— begin Extracted information —

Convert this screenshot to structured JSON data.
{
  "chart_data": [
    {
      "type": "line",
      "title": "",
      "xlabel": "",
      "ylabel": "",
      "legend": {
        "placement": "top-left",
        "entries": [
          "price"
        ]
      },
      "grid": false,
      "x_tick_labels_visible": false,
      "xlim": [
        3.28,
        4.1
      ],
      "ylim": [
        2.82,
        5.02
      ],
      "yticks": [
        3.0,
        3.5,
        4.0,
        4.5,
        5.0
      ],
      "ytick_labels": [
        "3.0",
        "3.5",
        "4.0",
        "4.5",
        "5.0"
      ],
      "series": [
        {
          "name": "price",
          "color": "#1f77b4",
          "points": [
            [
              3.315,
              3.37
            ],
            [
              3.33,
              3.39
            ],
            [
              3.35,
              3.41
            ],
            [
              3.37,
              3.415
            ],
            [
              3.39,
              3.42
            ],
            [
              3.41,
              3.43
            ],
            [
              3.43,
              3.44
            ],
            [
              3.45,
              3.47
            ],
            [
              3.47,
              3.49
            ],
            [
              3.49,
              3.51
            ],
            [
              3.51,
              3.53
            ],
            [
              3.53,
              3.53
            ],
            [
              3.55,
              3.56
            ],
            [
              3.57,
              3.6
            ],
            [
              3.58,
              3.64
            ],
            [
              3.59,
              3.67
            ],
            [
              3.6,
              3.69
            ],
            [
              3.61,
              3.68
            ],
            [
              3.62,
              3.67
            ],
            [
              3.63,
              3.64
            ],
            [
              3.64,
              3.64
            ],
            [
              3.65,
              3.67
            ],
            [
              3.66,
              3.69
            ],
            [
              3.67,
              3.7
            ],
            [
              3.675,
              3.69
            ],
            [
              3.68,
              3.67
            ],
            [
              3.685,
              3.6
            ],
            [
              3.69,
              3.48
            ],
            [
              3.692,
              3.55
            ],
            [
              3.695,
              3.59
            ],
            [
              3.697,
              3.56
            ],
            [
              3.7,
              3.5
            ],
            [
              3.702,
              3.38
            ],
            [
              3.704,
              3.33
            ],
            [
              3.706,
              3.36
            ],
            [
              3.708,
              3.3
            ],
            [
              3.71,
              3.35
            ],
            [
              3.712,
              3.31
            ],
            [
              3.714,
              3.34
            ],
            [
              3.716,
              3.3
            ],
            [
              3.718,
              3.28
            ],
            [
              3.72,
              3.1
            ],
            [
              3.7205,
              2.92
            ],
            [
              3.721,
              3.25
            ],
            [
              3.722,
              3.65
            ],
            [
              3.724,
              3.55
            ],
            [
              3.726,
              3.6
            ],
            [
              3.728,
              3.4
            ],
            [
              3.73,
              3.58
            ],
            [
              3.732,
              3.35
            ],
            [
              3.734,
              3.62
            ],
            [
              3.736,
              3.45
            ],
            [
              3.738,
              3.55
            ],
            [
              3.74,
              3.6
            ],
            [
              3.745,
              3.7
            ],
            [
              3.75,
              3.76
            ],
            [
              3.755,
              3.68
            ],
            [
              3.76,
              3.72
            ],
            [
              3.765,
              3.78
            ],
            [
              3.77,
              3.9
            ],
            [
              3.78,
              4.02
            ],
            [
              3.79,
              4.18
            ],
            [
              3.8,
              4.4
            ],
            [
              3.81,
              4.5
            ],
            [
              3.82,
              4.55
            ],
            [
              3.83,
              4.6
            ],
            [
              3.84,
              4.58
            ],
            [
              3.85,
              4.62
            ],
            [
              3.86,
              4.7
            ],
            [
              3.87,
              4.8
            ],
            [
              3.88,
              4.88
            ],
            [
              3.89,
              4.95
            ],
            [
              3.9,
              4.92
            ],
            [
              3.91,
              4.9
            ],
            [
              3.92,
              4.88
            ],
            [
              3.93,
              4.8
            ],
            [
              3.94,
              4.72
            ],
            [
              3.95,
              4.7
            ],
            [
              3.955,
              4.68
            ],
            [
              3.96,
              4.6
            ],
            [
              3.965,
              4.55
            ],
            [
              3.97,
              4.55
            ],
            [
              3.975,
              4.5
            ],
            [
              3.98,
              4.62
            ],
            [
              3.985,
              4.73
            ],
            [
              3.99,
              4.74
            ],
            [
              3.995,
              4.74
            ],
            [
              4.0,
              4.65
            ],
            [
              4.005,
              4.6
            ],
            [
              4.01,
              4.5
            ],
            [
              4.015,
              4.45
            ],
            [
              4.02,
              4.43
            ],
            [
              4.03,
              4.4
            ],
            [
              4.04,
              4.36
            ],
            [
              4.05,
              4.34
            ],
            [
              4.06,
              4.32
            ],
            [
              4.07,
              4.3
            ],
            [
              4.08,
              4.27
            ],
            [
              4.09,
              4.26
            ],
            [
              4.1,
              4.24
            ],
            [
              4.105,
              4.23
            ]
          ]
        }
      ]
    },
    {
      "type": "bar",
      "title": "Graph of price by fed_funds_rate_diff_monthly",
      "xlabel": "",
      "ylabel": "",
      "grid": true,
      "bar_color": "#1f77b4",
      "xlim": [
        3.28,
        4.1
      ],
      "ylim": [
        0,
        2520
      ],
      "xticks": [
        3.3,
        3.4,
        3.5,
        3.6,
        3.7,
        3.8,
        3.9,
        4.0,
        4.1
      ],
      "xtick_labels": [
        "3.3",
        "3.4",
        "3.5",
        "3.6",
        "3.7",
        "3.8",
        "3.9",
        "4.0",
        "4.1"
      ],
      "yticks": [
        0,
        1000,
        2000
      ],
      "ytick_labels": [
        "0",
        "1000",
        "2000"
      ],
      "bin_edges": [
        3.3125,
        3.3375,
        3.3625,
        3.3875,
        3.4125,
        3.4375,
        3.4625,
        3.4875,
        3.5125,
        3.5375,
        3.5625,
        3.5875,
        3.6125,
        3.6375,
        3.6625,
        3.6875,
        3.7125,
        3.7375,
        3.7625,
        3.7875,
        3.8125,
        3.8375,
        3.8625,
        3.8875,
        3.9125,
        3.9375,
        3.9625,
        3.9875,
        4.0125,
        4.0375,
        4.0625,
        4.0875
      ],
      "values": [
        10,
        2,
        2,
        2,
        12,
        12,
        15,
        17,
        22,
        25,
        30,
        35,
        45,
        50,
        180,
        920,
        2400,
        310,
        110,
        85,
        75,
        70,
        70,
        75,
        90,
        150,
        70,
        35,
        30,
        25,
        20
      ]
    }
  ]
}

— end Extracted information —

[What you will do] Every entry should be printed again exactly as it stands.

[Exercise answer]
Convert this screenshot to structured JSON data.
{
  "chart_data": [
    {
      "type": "line",
      "title": "",
      "xlabel": "",
      "ylabel": "",
      "legend": {
        "placement": "top-left",
        "entries": [
          "price"
        ]
      },
      "grid": false,
      "x_tick_labels_visible": false,
      "xlim": [
        3.28,
        4.1
      ],
      "ylim": [
        2.82,
        5.02
      ],
      "yticks": [
        3.0,
        3.5,
        4.0,
        4.5,
        5.0
      ],
      "ytick_labels": [
        "3.0",
        "3.5",
        "4.0",
        "4.5",
        "5.0"
      ],
      "series": [
        {
          "name": "price",
          "color": "#1f77b4",
          "points": [
            [
              3.315,
              3.37
            ],
            [
              3.33,
              3.39
            ],
            [
              3.35,
              3.41
            ],
            [
              3.37,
              3.415
            ],
            [
              3.39,
              3.42
            ],
            [
              3.41,
              3.43
            ],
            [
              3.43,
              3.44
            ],
            [
              3.45,
              3.47
            ],
            [
              3.47,
              3.49
            ],
            [
              3.49,
              3.51
            ],
            [
              3.51,
              3.53
            ],
            [
              3.53,
              3.53
            ],
            [
              3.55,
              3.56
            ],
            [
              3.57,
              3.6
            ],
            [
              3.58,
              3.64
            ],
            [
              3.59,
              3.67
            ],
            [
              3.6,
              3.69
            ],
            [
              3.61,
              3.68
            ],
            [
              3.62,
              3.67
            ],
            [
              3.63,
              3.64
            ],
            [
              3.64,
              3.64
            ],
            [
              3.65,
              3.67
            ],
            [
              3.66,
              3.69
            ],
            [
              3.67,
              3.7
            ],
            [
              3.675,
              3.69
            ],
            [
              3.68,
              3.67
            ],
            [
              3.685,
              3.6
            ],
            [
              3.69,
              3.48
            ],
            [
              3.692,
              3.55
            ],
            [
              3.695,
              3.59
            ],
            [
              3.697,
              3.56
            ],
            [
              3.7,
              3.5
            ],
            [
              3.702,
              3.38
            ],
            [
              3.704,
              3.33
            ],
            [
              3.706,
              3.36
            ],
            [
              3.708,
              3.3
            ],
            [
              3.71,
              3.35
            ],
            [
              3.712,
              3.31
            ],
            [
              3.714,
              3.34
            ],
            [
              3.716,
              3.3
            ],
            [
              3.718,
              3.28
            ],
            [
              3.72,
              3.1
            ],
            [
              3.7205,
              2.92
            ],
            [
              3.721,
              3.25
            ],
            [
              3.722,
              3.65
            ],
            [
              3.724,
              3.55
            ],
            [
              3.726,
              3.6
            ],
            [
              3.728,
              3.4
            ],
            [
              3.73,
              3.58
            ],
            [
              3.732,
              3.35
            ],
            [
              3.734,
              3.62
            ],
            [
              3.736,
              3.45
            ],
            [
              3.738,
              3.55
            ],
            [
              3.74,
              3.6
            ],
            [
              3.745,
              3.7
            ],
            [
              3.75,
              3.76
            ],
            [
              3.755,
              3.68
            ],
            [
              3.76,
              3.72
            ],
            [
              3.765,
              3.78
            ],
            [
              3.77,
              3.9
            ],
            [
              3.78,
              4.02
            ],
            [
              3.79,
              4.18
            ],
            [
              3.8,
              4.4
            ],
            [
              3.81,
              4.5
            ],
            [
              3.82,
              4.55
            ],
            [
              3.83,
              4.6
            ],
            [
              3.84,
              4.58
            ],
            [
              3.85,
              4.62
            ],
            [
              3.86,
              4.7
            ],
            [
              3.87,
              4.8
            ],
            [
              3.88,
              4.88
            ],
            [
              3.89,
              4.95
            ],
            [
              3.9,
              4.92
            ],
            [
              3.91,
              4.9
            ],
            [
              3.92,
              4.88
            ],
            [
              3.93,
              4.8
            ],
            [
              3.94,
              4.72
            ],
            [
              3.95,
              4.7
            ],
            [
              3.955,
              4.68
            ],
            [
              3.96,
              4.6
            ],
            [
              3.965,
              4.55
            ],
            [
              3.97,
              4.55
            ],
            [
              3.975,
              4.5
            ],
            [
              3.98,
              4.62
            ],
            [
              3.985,
              4.73
            ],
            [
              3.99,
              4.74
            ],
            [
              3.995,
              4.74
            ],
            [
              4.0,
              4.65
            ],
            [
              4.005,
              4.6
            ],
            [
              4.01,
              4.5
            ],
            [
              4.015,
              4.45
            ],
            [
              4.02,
              4.43
            ],
            [
              4.03,
              4.4
            ],
            [
              4.04,
              4.36
            ],
            [
              4.05,
              4.34
            ],
            [
              4.06,
              4.32
            ],
            [
              4.07,
              4.3
            ],
            [
              4.08,
              4.27
            ],
            [
              4.09,
              4.26
            ],
            [
              4.1,
              4.24
            ],
            [
              4.105,
              4.23
            ]
          ]
        }
      ]
    },
    {
      "type": "bar",
      "title": "Graph of price by fed_funds_rate_diff_monthly",
      "xlabel": "",
      "ylabel": "",
      "grid": true,
      "bar_color": "#1f77b4",
      "xlim": [
        3.28,
        4.1
      ],
      "ylim": [
        0,
        2520
      ],
      "xticks": [
        3.3,
        3.4,
        3.5,
        3.6,
        3.7,
        3.8,
        3.9,
        4.0,
        4.1
      ],
      "xtick_labels": [
        "3.3",
        "3.4",
        "3.5",
        "3.6",
        "3.7",
        "3.8",
        "3.9",
        "4.0",
        "4.1"
      ],
      "yticks": [
        0,
        1000,
        2000
      ],
      "ytick_labels": [
        "0",
        "1000",
        "2000"
      ],
      "bin_edges": [
        3.3125,
        3.3375,
        3.3625,
        3.3875,
        3.4125,
        3.4375,
        3.4625,
        3.4875,
        3.5125,
        3.5375,
        3.5625,
        3.5875,
        3.6125,
        3.6375,
        3.6625,
        3.6875,
        3.7125,
        3.7375,
        3.7625,
        3.7875,
        3.8125,
        3.8375,
        3.8625,
        3.8875,
        3.9125,
        3.9375,
        3.9625,
        3.9875,
        4.0125,
        4.0375,
        4.0625,
        4.0875
      ],
      "values": [
        10,
        2,
        2,
        2,
        12,
        12,
        15,
        17,
        22,
        25,
        30,
        35,
        45,
        50,
        180,
        920,
        2400,
        310,
        110,
        85,
        75,
        70,
        70,
        75,
        90,
        150,
        70,
        35,
        30,
        25,
        20
      ]
    }
  ]
}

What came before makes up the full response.